* [GIVEN REQUEST]:
Below are records; work out how many of their lines contain "ważniejsze" and give only that number.

* [DATA TO USE]:
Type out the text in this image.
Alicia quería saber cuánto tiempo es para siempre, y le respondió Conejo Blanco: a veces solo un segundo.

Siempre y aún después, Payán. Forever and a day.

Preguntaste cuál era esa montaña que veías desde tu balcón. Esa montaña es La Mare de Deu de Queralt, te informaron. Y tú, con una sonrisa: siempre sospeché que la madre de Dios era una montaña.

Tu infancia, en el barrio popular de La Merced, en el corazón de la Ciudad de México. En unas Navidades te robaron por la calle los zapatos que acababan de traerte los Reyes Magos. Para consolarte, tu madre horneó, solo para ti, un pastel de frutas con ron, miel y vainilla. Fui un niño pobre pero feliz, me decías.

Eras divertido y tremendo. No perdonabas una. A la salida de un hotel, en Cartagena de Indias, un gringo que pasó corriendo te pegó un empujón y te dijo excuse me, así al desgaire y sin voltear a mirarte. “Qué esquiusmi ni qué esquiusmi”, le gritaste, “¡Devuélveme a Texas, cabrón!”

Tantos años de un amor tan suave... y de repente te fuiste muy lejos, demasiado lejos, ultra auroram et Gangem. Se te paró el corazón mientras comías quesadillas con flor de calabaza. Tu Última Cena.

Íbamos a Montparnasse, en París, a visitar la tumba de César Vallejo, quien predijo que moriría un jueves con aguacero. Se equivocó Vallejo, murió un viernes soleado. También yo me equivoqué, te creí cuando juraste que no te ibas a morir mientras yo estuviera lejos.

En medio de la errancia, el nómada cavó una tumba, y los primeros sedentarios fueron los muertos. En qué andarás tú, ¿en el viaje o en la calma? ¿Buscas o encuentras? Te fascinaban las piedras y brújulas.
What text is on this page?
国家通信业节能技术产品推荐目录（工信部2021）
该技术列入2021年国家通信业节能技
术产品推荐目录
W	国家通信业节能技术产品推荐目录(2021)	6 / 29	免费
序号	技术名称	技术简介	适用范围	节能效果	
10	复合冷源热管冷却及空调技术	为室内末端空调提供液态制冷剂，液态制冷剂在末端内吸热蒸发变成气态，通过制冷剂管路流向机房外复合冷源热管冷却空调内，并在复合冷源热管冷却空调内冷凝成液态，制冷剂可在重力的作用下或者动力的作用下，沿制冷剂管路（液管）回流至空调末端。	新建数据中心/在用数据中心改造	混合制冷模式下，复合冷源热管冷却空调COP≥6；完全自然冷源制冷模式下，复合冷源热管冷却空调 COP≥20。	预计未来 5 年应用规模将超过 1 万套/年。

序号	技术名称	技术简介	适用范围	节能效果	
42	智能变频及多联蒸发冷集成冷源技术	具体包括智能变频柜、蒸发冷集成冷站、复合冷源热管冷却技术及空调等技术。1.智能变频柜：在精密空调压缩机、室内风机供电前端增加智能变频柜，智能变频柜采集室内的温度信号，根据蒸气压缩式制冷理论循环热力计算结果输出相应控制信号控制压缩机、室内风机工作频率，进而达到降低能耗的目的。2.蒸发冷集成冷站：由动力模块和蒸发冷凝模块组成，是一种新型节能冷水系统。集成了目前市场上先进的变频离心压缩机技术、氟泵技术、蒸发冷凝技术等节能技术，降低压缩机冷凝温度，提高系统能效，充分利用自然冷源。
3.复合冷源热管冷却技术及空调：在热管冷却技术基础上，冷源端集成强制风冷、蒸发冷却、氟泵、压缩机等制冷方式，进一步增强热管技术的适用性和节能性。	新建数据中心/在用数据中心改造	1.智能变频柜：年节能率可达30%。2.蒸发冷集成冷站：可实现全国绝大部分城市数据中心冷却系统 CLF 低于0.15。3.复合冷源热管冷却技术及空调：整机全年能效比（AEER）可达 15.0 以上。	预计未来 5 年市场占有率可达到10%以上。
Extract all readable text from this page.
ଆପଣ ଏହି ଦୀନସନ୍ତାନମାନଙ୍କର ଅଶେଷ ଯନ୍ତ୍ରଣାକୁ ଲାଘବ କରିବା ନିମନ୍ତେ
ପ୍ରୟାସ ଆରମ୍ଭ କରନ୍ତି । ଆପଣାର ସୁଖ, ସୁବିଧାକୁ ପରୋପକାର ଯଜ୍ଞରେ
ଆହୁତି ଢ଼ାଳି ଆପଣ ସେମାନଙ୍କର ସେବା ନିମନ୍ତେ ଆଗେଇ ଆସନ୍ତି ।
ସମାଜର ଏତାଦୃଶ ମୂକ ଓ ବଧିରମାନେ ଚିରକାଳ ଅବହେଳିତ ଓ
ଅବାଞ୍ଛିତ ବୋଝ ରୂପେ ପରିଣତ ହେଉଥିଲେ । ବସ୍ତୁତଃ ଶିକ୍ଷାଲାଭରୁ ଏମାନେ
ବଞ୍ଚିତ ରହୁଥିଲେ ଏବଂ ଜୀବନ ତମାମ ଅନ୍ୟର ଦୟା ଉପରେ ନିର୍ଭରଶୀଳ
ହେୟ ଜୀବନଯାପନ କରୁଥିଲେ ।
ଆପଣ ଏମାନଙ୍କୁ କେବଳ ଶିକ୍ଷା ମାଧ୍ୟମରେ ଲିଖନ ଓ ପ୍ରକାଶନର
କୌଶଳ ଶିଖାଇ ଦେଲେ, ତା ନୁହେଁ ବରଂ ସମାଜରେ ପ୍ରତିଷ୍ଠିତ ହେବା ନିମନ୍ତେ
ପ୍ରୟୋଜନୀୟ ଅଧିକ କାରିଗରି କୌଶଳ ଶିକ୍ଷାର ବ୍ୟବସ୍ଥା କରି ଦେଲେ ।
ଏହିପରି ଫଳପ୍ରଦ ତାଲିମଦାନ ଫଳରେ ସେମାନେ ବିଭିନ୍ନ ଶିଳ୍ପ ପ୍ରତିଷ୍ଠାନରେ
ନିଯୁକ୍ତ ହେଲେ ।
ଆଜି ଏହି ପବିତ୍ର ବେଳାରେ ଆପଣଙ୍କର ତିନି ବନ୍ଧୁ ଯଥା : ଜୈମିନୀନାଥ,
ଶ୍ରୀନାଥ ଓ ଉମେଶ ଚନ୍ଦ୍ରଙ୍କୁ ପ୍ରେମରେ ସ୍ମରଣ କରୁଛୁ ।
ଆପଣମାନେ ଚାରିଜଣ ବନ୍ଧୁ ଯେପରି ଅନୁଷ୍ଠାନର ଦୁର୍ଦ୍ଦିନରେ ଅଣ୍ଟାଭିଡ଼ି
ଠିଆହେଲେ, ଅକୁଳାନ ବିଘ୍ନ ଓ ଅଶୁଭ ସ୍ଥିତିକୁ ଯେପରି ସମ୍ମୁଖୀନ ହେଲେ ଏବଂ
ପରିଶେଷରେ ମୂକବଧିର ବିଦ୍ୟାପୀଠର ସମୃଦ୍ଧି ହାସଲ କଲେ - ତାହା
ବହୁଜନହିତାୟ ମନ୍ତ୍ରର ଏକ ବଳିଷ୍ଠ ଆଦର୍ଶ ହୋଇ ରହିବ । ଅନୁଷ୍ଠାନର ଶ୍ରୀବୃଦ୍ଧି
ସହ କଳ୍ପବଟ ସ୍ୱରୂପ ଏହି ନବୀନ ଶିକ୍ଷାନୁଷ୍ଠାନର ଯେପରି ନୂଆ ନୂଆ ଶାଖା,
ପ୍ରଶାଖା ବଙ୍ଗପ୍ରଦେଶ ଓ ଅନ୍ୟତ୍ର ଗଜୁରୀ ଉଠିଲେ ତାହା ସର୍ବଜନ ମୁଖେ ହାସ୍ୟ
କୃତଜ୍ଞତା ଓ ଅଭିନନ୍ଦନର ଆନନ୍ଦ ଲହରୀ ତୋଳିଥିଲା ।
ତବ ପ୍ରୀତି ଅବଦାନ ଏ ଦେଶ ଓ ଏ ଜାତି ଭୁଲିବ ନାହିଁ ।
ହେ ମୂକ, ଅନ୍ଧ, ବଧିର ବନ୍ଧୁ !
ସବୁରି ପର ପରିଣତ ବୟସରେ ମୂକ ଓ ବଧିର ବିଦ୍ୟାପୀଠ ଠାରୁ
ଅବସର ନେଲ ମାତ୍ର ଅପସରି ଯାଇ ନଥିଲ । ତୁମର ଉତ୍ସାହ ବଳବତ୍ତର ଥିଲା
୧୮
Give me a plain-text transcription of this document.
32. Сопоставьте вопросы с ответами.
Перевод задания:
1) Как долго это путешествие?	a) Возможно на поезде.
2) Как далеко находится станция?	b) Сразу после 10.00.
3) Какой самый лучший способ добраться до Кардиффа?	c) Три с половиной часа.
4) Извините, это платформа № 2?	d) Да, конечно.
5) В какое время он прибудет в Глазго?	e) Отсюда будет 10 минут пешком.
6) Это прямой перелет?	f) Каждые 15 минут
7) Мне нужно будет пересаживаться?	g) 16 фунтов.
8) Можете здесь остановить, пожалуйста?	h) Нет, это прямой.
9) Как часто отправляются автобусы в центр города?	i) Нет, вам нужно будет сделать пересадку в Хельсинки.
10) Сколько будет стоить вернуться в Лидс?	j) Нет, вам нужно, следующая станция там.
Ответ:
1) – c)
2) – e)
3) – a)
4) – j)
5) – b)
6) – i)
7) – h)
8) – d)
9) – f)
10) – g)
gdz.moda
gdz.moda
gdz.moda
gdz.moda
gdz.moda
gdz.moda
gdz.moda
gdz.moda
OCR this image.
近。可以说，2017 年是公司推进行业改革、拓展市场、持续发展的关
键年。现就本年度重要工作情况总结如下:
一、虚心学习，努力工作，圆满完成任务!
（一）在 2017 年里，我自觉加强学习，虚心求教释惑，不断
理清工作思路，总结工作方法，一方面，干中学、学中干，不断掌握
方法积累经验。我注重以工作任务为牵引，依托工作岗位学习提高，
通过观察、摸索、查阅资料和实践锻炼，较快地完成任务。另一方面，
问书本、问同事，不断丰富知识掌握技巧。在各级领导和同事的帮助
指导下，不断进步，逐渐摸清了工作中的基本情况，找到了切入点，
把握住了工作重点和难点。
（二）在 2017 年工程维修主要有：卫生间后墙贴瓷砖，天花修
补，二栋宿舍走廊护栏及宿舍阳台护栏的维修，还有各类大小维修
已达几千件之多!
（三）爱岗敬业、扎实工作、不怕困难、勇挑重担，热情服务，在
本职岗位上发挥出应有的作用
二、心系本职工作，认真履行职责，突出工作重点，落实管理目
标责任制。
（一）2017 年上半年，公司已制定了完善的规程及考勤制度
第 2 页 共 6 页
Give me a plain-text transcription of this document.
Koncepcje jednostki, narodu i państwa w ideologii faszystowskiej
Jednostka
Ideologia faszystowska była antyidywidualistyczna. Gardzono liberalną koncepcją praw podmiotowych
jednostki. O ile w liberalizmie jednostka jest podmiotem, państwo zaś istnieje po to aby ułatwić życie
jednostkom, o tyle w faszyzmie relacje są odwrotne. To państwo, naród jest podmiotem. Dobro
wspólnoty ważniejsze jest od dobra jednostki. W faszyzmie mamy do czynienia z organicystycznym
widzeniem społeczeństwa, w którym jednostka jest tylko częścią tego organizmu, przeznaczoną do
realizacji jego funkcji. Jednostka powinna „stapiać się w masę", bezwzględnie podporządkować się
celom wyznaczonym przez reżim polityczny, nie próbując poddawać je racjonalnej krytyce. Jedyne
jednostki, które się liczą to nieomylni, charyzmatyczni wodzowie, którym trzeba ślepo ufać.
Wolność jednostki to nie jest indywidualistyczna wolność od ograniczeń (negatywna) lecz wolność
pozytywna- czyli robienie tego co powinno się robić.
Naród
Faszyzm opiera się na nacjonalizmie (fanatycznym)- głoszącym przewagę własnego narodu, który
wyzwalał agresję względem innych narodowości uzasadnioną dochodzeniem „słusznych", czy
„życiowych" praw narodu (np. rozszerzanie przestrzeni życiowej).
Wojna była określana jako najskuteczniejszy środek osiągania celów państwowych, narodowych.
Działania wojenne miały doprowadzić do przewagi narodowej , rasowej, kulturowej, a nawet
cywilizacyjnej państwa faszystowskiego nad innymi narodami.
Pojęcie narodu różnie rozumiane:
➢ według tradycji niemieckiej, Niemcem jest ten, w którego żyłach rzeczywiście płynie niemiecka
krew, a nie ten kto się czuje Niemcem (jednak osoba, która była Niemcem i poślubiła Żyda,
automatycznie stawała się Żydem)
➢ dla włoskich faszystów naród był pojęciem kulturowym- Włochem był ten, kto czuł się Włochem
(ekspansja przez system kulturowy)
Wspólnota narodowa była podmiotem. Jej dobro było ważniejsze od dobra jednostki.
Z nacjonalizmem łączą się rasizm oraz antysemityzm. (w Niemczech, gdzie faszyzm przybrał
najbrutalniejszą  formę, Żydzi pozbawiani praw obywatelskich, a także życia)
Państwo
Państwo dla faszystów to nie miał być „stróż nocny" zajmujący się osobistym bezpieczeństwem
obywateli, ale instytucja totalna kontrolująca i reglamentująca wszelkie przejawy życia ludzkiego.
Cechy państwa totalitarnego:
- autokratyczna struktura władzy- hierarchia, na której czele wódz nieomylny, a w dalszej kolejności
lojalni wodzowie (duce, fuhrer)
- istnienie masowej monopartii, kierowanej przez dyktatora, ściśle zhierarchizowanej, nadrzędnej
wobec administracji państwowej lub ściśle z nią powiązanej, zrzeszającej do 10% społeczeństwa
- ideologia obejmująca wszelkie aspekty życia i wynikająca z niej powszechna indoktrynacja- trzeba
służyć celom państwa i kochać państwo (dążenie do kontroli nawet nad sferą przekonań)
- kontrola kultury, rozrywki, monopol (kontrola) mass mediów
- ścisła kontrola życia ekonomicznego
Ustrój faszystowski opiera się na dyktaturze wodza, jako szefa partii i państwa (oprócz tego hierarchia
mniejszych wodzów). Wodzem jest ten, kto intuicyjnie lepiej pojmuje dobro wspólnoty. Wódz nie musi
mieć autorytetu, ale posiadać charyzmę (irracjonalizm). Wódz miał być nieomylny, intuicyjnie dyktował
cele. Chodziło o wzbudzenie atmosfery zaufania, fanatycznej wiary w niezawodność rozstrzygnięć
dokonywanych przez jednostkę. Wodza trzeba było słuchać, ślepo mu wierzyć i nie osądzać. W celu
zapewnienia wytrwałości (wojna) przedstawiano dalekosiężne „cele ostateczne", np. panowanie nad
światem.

* [THE OUTPUT]:
2